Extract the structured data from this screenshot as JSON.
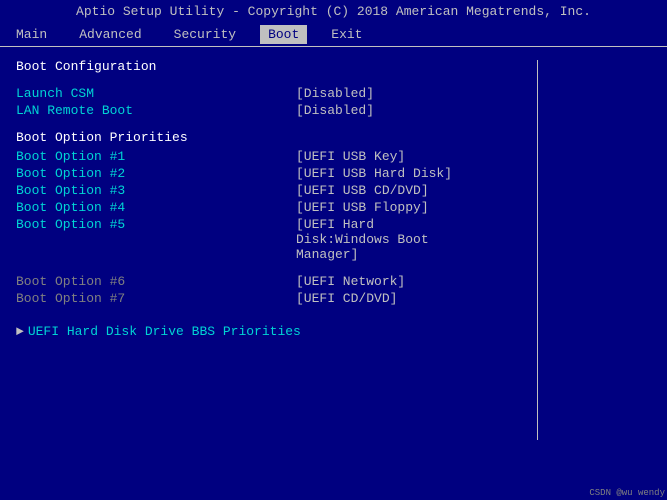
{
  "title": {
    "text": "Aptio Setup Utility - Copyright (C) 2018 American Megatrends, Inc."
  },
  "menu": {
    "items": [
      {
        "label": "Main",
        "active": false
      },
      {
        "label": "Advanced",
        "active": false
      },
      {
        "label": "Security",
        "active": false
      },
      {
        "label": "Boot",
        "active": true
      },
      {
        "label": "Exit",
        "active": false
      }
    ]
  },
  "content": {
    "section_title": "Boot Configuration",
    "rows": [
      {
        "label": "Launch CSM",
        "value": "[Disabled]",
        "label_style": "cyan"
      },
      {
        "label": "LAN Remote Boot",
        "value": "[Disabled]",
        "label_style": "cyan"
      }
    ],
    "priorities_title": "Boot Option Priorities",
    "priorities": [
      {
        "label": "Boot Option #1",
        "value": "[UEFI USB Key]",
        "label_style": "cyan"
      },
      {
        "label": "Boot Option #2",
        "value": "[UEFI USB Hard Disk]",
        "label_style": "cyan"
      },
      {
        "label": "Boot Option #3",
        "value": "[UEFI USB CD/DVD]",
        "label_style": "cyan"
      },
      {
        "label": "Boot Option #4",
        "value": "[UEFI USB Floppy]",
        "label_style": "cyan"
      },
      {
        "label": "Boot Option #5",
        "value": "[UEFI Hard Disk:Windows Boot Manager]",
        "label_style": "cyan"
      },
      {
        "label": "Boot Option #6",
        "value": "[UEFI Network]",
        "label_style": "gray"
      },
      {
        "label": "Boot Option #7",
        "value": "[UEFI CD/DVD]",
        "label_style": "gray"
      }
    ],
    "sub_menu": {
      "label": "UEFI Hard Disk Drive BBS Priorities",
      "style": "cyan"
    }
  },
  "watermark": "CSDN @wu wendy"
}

* Work to complete:
The records above are to be quoted exactly, with all pictures left out.

* Answer:
Extract the structured data from this screenshot as JSON.
{
  "title": {
    "text": "Aptio Setup Utility - Copyright (C) 2018 American Megatrends, Inc."
  },
  "menu": {
    "items": [
      {
        "label": "Main",
        "active": false
      },
      {
        "label": "Advanced",
        "active": false
      },
      {
        "label": "Security",
        "active": false
      },
      {
        "label": "Boot",
        "active": true
      },
      {
        "label": "Exit",
        "active": false
      }
    ]
  },
  "content": {
    "section_title": "Boot Configuration",
    "rows": [
      {
        "label": "Launch CSM",
        "value": "[Disabled]",
        "label_style": "cyan"
      },
      {
        "label": "LAN Remote Boot",
        "value": "[Disabled]",
        "label_style": "cyan"
      }
    ],
    "priorities_title": "Boot Option Priorities",
    "priorities": [
      {
        "label": "Boot Option #1",
        "value": "[UEFI USB Key]",
        "label_style": "cyan"
      },
      {
        "label": "Boot Option #2",
        "value": "[UEFI USB Hard Disk]",
        "label_style": "cyan"
      },
      {
        "label": "Boot Option #3",
        "value": "[UEFI USB CD/DVD]",
        "label_style": "cyan"
      },
      {
        "label": "Boot Option #4",
        "value": "[UEFI USB Floppy]",
        "label_style": "cyan"
      },
      {
        "label": "Boot Option #5",
        "value": "[UEFI Hard Disk:Windows Boot Manager]",
        "label_style": "cyan"
      },
      {
        "label": "Boot Option #6",
        "value": "[UEFI Network]",
        "label_style": "gray"
      },
      {
        "label": "Boot Option #7",
        "value": "[UEFI CD/DVD]",
        "label_style": "gray"
      }
    ],
    "sub_menu": {
      "label": "UEFI Hard Disk Drive BBS Priorities",
      "style": "cyan"
    }
  },
  "watermark": "CSDN @wu wendy"
}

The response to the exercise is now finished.